Holodamor, l’histoire du génocide ukrainien

L’Ukraine est un grand pays agricole, un pays qui se trouve aux confins de l’Europe et de l’Asie. Un pays hors norme qui est l’un des plus grands pays d’Europe. Devant la France si l’on exclut les territoires d’Outre-Mer mais juste derrière la Russie et ce même si l’on retrire à ce pays les territoires de l’Est sibérien. Holodamor c’est l’histoire de la grande famille en Ukraine. Des paysans privés de leur terre qui resteront pendant presque deux années sans ressource. Condamnés par Staline à manger du cuir et à faire cuire des soupes de racines, le peuple ukrainien a connu l’horreur. Pour comprendre l’histoire contemporaine, il faut indubitablement regarder vers le passé. Un moment de l’histoire où les autorités soviétiques considèrent les paysans comme des serfs ou des esclaves. Des êtres humains véléitaires et « bon à rien » qu’il fallait faire mourir. Une période de l’histoire où les autorités soviétiques allaient se révéler être bien pire que le tsarisme. Un régime qu’ils avaient renversé quelques décennies plus tôt. Et c’est donc ainsi que commença la terrible histoire du génocide ukrainien.

Données de position des éléments:
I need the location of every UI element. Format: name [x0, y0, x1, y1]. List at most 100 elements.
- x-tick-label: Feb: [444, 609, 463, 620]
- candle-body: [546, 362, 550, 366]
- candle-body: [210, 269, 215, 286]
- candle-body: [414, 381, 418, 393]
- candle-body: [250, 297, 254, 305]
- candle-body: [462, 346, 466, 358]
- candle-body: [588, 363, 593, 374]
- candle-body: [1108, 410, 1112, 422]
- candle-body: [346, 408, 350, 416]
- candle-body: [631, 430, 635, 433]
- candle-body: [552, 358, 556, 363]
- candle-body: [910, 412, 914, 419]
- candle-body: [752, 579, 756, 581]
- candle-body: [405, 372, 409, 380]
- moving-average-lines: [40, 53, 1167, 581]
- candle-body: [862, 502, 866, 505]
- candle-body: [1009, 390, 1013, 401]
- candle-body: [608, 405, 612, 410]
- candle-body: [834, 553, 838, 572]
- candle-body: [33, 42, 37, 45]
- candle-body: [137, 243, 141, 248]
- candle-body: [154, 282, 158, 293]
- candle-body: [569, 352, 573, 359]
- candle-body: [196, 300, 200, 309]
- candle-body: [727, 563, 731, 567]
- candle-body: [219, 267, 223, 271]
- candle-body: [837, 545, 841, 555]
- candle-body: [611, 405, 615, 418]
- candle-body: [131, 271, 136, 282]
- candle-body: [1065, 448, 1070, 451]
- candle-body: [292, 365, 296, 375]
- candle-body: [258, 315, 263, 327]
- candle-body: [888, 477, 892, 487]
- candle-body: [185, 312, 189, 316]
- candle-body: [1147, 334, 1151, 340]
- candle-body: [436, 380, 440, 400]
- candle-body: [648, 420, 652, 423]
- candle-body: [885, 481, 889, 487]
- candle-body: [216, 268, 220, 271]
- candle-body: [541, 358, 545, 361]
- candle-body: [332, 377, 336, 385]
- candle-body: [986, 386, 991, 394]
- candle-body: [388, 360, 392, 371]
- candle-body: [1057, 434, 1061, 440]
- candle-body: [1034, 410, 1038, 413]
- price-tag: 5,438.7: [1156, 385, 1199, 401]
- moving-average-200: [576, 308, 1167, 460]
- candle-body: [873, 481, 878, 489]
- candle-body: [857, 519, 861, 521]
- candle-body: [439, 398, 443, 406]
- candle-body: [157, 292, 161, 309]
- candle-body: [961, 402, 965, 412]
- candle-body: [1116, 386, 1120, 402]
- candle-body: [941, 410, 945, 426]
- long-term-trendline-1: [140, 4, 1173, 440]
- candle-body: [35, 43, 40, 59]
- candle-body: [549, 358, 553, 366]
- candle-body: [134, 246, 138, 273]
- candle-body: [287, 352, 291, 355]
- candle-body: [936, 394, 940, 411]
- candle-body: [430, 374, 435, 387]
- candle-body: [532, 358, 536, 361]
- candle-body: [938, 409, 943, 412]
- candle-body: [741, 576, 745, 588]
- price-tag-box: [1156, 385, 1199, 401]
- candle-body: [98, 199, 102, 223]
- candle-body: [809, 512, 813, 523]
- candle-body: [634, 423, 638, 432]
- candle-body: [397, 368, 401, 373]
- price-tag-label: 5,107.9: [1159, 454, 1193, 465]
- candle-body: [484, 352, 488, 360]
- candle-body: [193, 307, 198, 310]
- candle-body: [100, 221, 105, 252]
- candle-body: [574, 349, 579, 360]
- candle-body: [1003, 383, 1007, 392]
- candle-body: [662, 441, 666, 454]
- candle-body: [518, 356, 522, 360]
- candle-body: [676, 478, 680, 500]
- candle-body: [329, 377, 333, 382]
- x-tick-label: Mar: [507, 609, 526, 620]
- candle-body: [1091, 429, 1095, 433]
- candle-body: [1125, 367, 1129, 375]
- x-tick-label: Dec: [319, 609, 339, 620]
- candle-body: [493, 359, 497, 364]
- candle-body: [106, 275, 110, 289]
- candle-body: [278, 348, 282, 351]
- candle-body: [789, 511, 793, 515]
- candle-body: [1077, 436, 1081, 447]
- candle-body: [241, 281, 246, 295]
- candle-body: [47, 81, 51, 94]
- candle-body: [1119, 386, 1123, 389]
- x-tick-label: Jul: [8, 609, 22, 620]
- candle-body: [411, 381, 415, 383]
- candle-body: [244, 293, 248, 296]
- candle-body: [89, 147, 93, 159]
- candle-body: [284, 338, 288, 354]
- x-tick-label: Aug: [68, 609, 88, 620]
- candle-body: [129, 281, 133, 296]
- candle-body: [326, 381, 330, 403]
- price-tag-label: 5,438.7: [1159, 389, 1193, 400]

Série d'exercices:
(a) Pouvez-vous reproduire à l'identique les lignes qui suivent le texte sur le génocide ukrainien, en partant de la toute première et en terminant par celle qui contient « - candle-body: [549, 358, 553, 366] », les deux comprises ?
(b) Pouvez-vous poursuivre le texte sur le génocide ukrainien à partir de l'endroit où il s'arrête ?
Le texte sur le génocide ukrainien et les lignes n'ont aucun lien entre eux.

Résultats par exercice:
(a)
I need the location of every UI element. Format: name [x0, y0, x1, y1]. List at most 100 elements.
- x-tick-label: Feb: [444, 609, 463, 620]
- candle-body: [546, 362, 550, 366]
- candle-body: [210, 269, 215, 286]
- candle-body: [414, 381, 418, 393]
- candle-body: [250, 297, 254, 305]
- candle-body: [462, 346, 466, 358]
- candle-body: [588, 363, 593, 374]
- candle-body: [1108, 410, 1112, 422]
- candle-body: [346, 408, 350, 416]
- candle-body: [631, 430, 635, 433]
- candle-body: [552, 358, 556, 363]
- candle-body: [910, 412, 914, 419]
- candle-body: [752, 579, 756, 581]
- candle-body: [405, 372, 409, 380]
- moving-average-lines: [40, 53, 1167, 581]
- candle-body: [862, 502, 866, 505]
- candle-body: [1009, 390, 1013, 401]
- candle-body: [608, 405, 612, 410]
- candle-body: [834, 553, 838, 572]
- candle-body: [33, 42, 37, 45]
- candle-body: [137, 243, 141, 248]
- candle-body: [154, 282, 158, 293]
- candle-body: [569, 352, 573, 359]
- candle-body: [196, 300, 200, 309]
- candle-body: [727, 563, 731, 567]
- candle-body: [219, 267, 223, 271]
- candle-body: [837, 545, 841, 555]
- candle-body: [611, 405, 615, 418]
- candle-body: [131, 271, 136, 282]
- candle-body: [1065, 448, 1070, 451]
- candle-body: [292, 365, 296, 375]
- candle-body: [258, 315, 263, 327]
- candle-body: [888, 477, 892, 487]
- candle-body: [185, 312, 189, 316]
- candle-body: [1147, 334, 1151, 340]
- candle-body: [436, 380, 440, 400]
- candle-body: [648, 420, 652, 423]
- candle-body: [885, 481, 889, 487]
- candle-body: [216, 268, 220, 271]
- candle-body: [541, 358, 545, 361]
- candle-body: [332, 377, 336, 385]
- candle-body: [986, 386, 991, 394]
- candle-body: [388, 360, 392, 371]
- candle-body: [1057, 434, 1061, 440]
- candle-body: [1034, 410, 1038, 413]
- price-tag: 5,438.7: [1156, 385, 1199, 401]
- moving-average-200: [576, 308, 1167, 460]
- candle-body: [873, 481, 878, 489]
- candle-body: [857, 519, 861, 521]
- candle-body: [439, 398, 443, 406]
- candle-body: [157, 292, 161, 309]
- candle-body: [961, 402, 965, 412]
- candle-body: [1116, 386, 1120, 402]
- candle-body: [941, 410, 945, 426]
- long-term-trendline-1: [140, 4, 1173, 440]
- candle-body: [35, 43, 40, 59]
- candle-body: [549, 358, 553, 366]

(b)
Le monument mémorial de Kiev en souvenir du génocide ukrainien
Le monument mémorial de Kiev en souvenir du génocide ukrainien

La famine en Ukraine, l’histoire d’un génocide

Comme toujours, avec les tueries de masse viennent les questions sur les chiffres, sur le déroulement présumé ou supposé. Une histoire qui forcément est difficile à exhumer puisque l’histoire est toujours écrite par les vainqueurs ou du moins les survivants. Les vainqueurs peuvent manipuler l’histoire, tandis que les survivants s’en sont sortis car ils n’ont pas été confronté au pire du pire. Les survivants sont généralement et par définition des gens qui ont pu éviter le pire. Et par conséquent certains d’entre eux n’ont pas pu mesurer l’entière brutalité et l’entière horreur de cette période de l’histoire. L’être humain oublie vite et cela s’appelle la résilience.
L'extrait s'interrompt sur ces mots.